### Exercise objective:
Tally up the lines below that include the word "website". Answer with the number alone.

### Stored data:

------------

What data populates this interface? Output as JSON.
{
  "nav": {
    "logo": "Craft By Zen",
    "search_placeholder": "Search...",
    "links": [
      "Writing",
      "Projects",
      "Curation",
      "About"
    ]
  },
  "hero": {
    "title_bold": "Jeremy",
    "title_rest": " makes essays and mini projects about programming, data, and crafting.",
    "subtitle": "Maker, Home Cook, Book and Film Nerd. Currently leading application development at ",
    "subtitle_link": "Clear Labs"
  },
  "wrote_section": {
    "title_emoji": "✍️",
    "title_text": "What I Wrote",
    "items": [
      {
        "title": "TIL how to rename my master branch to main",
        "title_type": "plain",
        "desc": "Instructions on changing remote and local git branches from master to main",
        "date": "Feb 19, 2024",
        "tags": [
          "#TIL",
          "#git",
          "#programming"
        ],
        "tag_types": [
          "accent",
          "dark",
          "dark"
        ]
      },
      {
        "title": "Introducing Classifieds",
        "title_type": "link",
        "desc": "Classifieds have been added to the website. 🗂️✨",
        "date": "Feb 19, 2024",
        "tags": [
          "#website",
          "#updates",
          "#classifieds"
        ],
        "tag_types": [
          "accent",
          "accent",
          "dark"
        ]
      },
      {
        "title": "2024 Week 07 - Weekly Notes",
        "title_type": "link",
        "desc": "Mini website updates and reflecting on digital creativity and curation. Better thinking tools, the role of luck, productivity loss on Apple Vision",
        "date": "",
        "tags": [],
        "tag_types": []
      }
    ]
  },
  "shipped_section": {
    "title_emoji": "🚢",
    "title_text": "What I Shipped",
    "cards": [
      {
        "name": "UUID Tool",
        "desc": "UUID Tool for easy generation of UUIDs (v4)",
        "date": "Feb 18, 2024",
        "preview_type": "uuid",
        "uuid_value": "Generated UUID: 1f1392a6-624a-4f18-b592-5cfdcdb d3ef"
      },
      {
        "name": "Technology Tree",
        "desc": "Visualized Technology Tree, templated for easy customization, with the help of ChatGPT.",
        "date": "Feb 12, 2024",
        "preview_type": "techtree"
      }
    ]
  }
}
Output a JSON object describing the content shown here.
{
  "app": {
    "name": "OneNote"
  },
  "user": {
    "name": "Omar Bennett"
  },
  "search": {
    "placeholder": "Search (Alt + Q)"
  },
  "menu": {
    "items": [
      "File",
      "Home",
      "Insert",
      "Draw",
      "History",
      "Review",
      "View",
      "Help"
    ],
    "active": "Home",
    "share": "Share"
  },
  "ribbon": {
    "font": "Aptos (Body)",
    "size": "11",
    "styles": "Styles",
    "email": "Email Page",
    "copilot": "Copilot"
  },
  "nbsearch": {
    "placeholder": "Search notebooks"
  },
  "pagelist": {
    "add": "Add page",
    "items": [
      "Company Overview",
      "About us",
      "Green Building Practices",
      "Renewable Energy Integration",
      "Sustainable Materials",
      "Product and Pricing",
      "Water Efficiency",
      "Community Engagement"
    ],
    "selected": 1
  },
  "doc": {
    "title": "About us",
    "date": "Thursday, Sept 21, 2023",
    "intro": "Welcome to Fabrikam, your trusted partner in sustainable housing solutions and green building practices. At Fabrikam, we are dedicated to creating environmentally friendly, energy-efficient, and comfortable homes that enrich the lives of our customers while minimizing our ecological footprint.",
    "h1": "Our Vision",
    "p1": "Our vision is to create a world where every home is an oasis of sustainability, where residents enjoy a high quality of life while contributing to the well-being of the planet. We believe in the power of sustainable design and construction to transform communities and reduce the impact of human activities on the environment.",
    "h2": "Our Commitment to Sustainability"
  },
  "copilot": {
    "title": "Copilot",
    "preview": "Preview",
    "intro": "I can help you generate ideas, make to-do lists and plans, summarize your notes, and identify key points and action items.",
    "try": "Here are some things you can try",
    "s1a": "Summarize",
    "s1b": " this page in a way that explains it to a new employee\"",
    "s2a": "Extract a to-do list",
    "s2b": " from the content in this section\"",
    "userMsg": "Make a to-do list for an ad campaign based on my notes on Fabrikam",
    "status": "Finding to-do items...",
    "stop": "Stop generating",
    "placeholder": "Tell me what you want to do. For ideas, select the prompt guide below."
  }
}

------------

### Result of this exercise:
3